(What to do):
Write out all the entries word for word, but skip any images.

==== Supplied data ====

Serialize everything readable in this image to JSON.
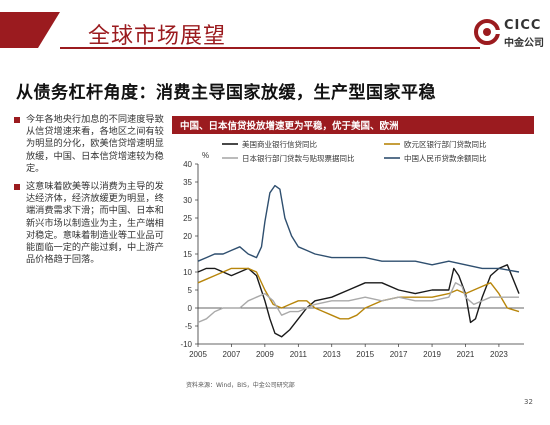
{
  "header": {
    "title": "全球市场展望"
  },
  "logo": {
    "en": "CICC",
    "cn": "中金公司"
  },
  "subtitle": "从债务杠杆角度：消费主导国家放缓，生产型国家平稳",
  "bullets": [
    "今年各地央行加息的不同速度导致从信贷增速来看，各地区之间有较为明显的分化，欧美信贷增速明显放缓，中国、日本信贷增速较为稳定。",
    "这意味着欧美等以消费为主导的发达经济体，经济放缓更为明显，终端消费需求下滑；而中国、日本和新兴市场以制造业为主，生产端相对稳定。意味着制造业等工业品可能面临一定的产能过剩，中上游产品价格趋于回落。"
  ],
  "colors": {
    "accent": "#9b1b1f",
    "us": "#1a1a1a",
    "eu": "#b8860b",
    "jp": "#aaaaaa",
    "cn": "#2f4f6f"
  },
  "chart_data": {
    "type": "line",
    "title": "中国、日本信贷投放增速更为平稳，优于美国、欧洲",
    "ylabel": "%",
    "xlabel": "",
    "ylim": [
      -10,
      40
    ],
    "yticks": [
      -10,
      -5,
      0,
      5,
      10,
      15,
      20,
      25,
      30,
      35,
      40
    ],
    "xlim": [
      2005,
      2024.5
    ],
    "xticks": [
      2005,
      2007,
      2009,
      2011,
      2013,
      2015,
      2017,
      2019,
      2021,
      2023
    ],
    "legend_position": "top",
    "grid": false,
    "series": [
      {
        "name": "美国商业银行信贷同比",
        "color": "#1a1a1a",
        "x": [
          2005,
          2005.5,
          2006,
          2006.5,
          2007,
          2007.5,
          2008,
          2008.5,
          2009,
          2009.3,
          2009.6,
          2010,
          2010.5,
          2011,
          2011.5,
          2012,
          2013,
          2014,
          2015,
          2016,
          2017,
          2018,
          2019,
          2019.5,
          2020,
          2020.3,
          2020.6,
          2021,
          2021.3,
          2021.6,
          2022,
          2022.5,
          2023,
          2023.5,
          2024.2
        ],
        "y": [
          10,
          11,
          11,
          10,
          9,
          10,
          11,
          9,
          2,
          -3,
          -7,
          -8,
          -6,
          -3,
          0,
          2,
          3,
          5,
          7,
          7,
          5,
          4,
          5,
          5,
          5,
          11,
          9,
          4,
          -4,
          -3,
          3,
          9,
          11,
          12,
          4
        ]
      },
      {
        "name": "欧元区银行部门贷款同比",
        "color": "#b8860b",
        "x": [
          2005,
          2005.5,
          2006,
          2006.5,
          2007,
          2007.5,
          2008,
          2008.5,
          2009,
          2009.5,
          2010,
          2010.5,
          2011,
          2011.5,
          2012,
          2012.5,
          2013,
          2013.5,
          2014,
          2014.5,
          2015,
          2016,
          2017,
          2018,
          2019,
          2020,
          2020.5,
          2021,
          2022,
          2022.5,
          2023,
          2023.5,
          2024.2
        ],
        "y": [
          7,
          8,
          9,
          10,
          11,
          11,
          11,
          10,
          5,
          1,
          0,
          1,
          2,
          2,
          0,
          -1,
          -2,
          -3,
          -3,
          -2,
          0,
          2,
          3,
          3,
          3,
          4,
          5,
          4,
          6,
          7,
          4,
          0,
          -1
        ]
      },
      {
        "name": "日本银行部门贷款与贴现票据同比",
        "color": "#aaaaaa",
        "x": [
          2005,
          2005.5,
          2006,
          2006.5,
          2007,
          2007.5,
          2008,
          2008.5,
          2009,
          2009.5,
          2010,
          2010.5,
          2011,
          2011.5,
          2012,
          2013,
          2014,
          2015,
          2016,
          2017,
          2018,
          2019,
          2020,
          2020.4,
          2020.8,
          2021,
          2021.5,
          2022,
          2022.5,
          2023,
          2023.5,
          2024.2
        ],
        "y": [
          -4,
          -3,
          -1,
          0,
          0,
          0,
          2,
          3,
          4,
          2,
          -2,
          -1,
          -1,
          0,
          1,
          2,
          2,
          3,
          2,
          3,
          2,
          2,
          3,
          7,
          6,
          3,
          1,
          2,
          3,
          3,
          3,
          3
        ]
      },
      {
        "name": "中国人民币贷款余额同比",
        "color": "#2f4f6f",
        "x": [
          2005,
          2005.5,
          2006,
          2006.5,
          2007,
          2007.5,
          2008,
          2008.5,
          2008.8,
          2009,
          2009.3,
          2009.6,
          2009.9,
          2010.2,
          2010.6,
          2011,
          2011.5,
          2012,
          2013,
          2014,
          2015,
          2016,
          2017,
          2018,
          2019,
          2020,
          2021,
          2022,
          2023,
          2024.2
        ],
        "y": [
          13,
          14,
          15,
          15,
          16,
          17,
          15,
          14,
          17,
          24,
          32,
          34,
          33,
          25,
          20,
          17,
          16,
          15,
          14,
          14,
          14,
          13,
          13,
          13,
          12,
          13,
          12,
          11,
          11,
          10
        ]
      }
    ]
  },
  "source": "资料来源：Wind，BIS，中金公司研究部",
  "page_number": "32"
}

====

(In response):
Serialize everything readable in this image to JSON.
{
  "header": {
    "title": "全球市场展望"
  },
  "logo": {
    "en": "CICC",
    "cn": "中金公司"
  },
  "subtitle": "从债务杠杆角度：消费主导国家放缓，生产型国家平稳",
  "bullets": [
    "今年各地央行加息的不同速度导致从信贷增速来看，各地区之间有较为明显的分化，欧美信贷增速明显放缓，中国、日本信贷增速较为稳定。",
    "这意味着欧美等以消费为主导的发达经济体，经济放缓更为明显，终端消费需求下滑；而中国、日本和新兴市场以制造业为主，生产端相对稳定。意味着制造业等工业品可能面临一定的产能过剩，中上游产品价格趋于回落。"
  ],
  "colors": {
    "accent": "#9b1b1f",
    "us": "#1a1a1a",
    "eu": "#b8860b",
    "jp": "#aaaaaa",
    "cn": "#2f4f6f"
  },
  "chart_data": {
    "type": "line",
    "title": "中国、日本信贷投放增速更为平稳，优于美国、欧洲",
    "ylabel": "%",
    "xlabel": "",
    "ylim": [
      -10,
      40
    ],
    "yticks": [
      -10,
      -5,
      0,
      5,
      10,
      15,
      20,
      25,
      30,
      35,
      40
    ],
    "xlim": [
      2005,
      2024.5
    ],
    "xticks": [
      2005,
      2007,
      2009,
      2011,
      2013,
      2015,
      2017,
      2019,
      2021,
      2023
    ],
    "legend_position": "top",
    "grid": false,
    "series": [
      {
        "name": "美国商业银行信贷同比",
        "color": "#1a1a1a",
        "x": [
          2005,
          2005.5,
          2006,
          2006.5,
          2007,
          2007.5,
          2008,
          2008.5,
          2009,
          2009.3,
          2009.6,
          2010,
          2010.5,
          2011,
          2011.5,
          2012,
          2013,
          2014,
          2015,
          2016,
          2017,
          2018,
          2019,
          2019.5,
          2020,
          2020.3,
          2020.6,
          2021,
          2021.3,
          2021.6,
          2022,
          2022.5,
          2023,
          2023.5,
          2024.2
        ],
        "y": [
          10,
          11,
          11,
          10,
          9,
          10,
          11,
          9,
          2,
          -3,
          -7,
          -8,
          -6,
          -3,
          0,
          2,
          3,
          5,
          7,
          7,
          5,
          4,
          5,
          5,
          5,
          11,
          9,
          4,
          -4,
          -3,
          3,
          9,
          11,
          12,
          4
        ]
      },
      {
        "name": "欧元区银行部门贷款同比",
        "color": "#b8860b",
        "x": [
          2005,
          2005.5,
          2006,
          2006.5,
          2007,
          2007.5,
          2008,
          2008.5,
          2009,
          2009.5,
          2010,
          2010.5,
          2011,
          2011.5,
          2012,
          2012.5,
          2013,
          2013.5,
          2014,
          2014.5,
          2015,
          2016,
          2017,
          2018,
          2019,
          2020,
          2020.5,
          2021,
          2022,
          2022.5,
          2023,
          2023.5,
          2024.2
        ],
        "y": [
          7,
          8,
          9,
          10,
          11,
          11,
          11,
          10,
          5,
          1,
          0,
          1,
          2,
          2,
          0,
          -1,
          -2,
          -3,
          -3,
          -2,
          0,
          2,
          3,
          3,
          3,
          4,
          5,
          4,
          6,
          7,
          4,
          0,
          -1
        ]
      },
      {
        "name": "日本银行部门贷款与贴现票据同比",
        "color": "#aaaaaa",
        "x": [
          2005,
          2005.5,
          2006,
          2006.5,
          2007,
          2007.5,
          2008,
          2008.5,
          2009,
          2009.5,
          2010,
          2010.5,
          2011,
          2011.5,
          2012,
          2013,
          2014,
          2015,
          2016,
          2017,
          2018,
          2019,
          2020,
          2020.4,
          2020.8,
          2021,
          2021.5,
          2022,
          2022.5,
          2023,
          2023.5,
          2024.2
        ],
        "y": [
          -4,
          -3,
          -1,
          0,
          0,
          0,
          2,
          3,
          4,
          2,
          -2,
          -1,
          -1,
          0,
          1,
          2,
          2,
          3,
          2,
          3,
          2,
          2,
          3,
          7,
          6,
          3,
          1,
          2,
          3,
          3,
          3,
          3
        ]
      },
      {
        "name": "中国人民币贷款余额同比",
        "color": "#2f4f6f",
        "x": [
          2005,
          2005.5,
          2006,
          2006.5,
          2007,
          2007.5,
          2008,
          2008.5,
          2008.8,
          2009,
          2009.3,
          2009.6,
          2009.9,
          2010.2,
          2010.6,
          2011,
          2011.5,
          2012,
          2013,
          2014,
          2015,
          2016,
          2017,
          2018,
          2019,
          2020,
          2021,
          2022,
          2023,
          2024.2
        ],
        "y": [
          13,
          14,
          15,
          15,
          16,
          17,
          15,
          14,
          17,
          24,
          32,
          34,
          33,
          25,
          20,
          17,
          16,
          15,
          14,
          14,
          14,
          13,
          13,
          13,
          12,
          13,
          12,
          11,
          11,
          10
        ]
      }
    ]
  },
  "source": "资料来源：Wind，BIS，中金公司研究部",
  "page_number": "32"
}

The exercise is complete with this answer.